- **WHAT TO WORK ON**
Filter these entries so that only lines with the word "value" remain.

------

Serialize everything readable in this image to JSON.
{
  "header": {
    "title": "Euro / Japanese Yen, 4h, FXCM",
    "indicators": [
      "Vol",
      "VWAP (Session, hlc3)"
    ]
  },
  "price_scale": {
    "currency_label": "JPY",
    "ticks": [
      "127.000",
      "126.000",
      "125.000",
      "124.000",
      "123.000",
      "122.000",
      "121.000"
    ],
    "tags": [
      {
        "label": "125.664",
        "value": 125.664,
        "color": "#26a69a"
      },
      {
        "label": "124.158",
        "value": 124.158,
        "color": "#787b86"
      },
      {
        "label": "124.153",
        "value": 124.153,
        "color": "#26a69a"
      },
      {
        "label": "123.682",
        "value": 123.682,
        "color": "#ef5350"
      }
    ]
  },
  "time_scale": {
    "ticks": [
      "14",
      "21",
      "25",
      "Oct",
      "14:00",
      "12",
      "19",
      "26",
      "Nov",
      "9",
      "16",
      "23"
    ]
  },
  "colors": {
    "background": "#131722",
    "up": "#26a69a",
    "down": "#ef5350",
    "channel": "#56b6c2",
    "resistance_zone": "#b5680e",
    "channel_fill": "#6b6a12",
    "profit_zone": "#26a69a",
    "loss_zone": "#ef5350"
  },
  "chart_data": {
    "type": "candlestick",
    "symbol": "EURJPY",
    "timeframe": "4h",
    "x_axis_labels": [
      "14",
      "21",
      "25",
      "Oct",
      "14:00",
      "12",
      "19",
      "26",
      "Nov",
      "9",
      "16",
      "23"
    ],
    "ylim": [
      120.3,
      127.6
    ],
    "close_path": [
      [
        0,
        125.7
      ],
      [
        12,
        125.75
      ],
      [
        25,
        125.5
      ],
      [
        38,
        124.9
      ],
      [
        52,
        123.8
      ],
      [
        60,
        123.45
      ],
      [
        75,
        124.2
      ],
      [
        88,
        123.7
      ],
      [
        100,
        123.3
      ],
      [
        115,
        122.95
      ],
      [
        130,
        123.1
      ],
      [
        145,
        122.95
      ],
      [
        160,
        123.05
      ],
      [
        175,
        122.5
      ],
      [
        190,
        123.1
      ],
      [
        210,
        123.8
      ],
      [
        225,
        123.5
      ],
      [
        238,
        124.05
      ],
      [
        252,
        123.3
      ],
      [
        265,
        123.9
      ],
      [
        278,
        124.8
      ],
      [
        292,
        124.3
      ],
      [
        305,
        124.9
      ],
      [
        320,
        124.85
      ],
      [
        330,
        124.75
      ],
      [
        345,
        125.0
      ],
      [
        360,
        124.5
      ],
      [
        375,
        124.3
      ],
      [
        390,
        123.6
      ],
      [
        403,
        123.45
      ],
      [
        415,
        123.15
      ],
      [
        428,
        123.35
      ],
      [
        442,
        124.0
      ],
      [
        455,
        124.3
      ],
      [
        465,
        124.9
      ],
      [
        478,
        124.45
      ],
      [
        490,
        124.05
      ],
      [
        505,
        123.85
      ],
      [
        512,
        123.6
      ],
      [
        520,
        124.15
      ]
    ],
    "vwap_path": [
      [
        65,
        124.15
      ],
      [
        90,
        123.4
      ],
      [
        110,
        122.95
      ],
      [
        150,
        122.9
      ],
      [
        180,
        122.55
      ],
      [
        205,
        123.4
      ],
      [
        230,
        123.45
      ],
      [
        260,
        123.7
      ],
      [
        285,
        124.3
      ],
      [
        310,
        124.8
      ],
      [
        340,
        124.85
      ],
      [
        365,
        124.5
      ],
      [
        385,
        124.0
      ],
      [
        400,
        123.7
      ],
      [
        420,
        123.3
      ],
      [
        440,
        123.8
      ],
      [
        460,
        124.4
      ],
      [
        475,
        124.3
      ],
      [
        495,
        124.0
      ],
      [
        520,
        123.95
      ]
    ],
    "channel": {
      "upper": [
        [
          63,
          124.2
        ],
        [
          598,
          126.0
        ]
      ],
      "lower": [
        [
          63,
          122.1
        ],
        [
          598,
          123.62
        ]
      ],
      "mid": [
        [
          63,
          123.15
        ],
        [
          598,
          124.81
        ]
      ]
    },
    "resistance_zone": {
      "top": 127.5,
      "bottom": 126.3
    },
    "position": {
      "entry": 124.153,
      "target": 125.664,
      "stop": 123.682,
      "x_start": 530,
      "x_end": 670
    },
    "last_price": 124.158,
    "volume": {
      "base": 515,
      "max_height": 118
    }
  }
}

------

- **WORKED SOLUTION**
        "value": 125.664,
        "value": 124.158,
        "value": 124.153,
        "value": 123.682,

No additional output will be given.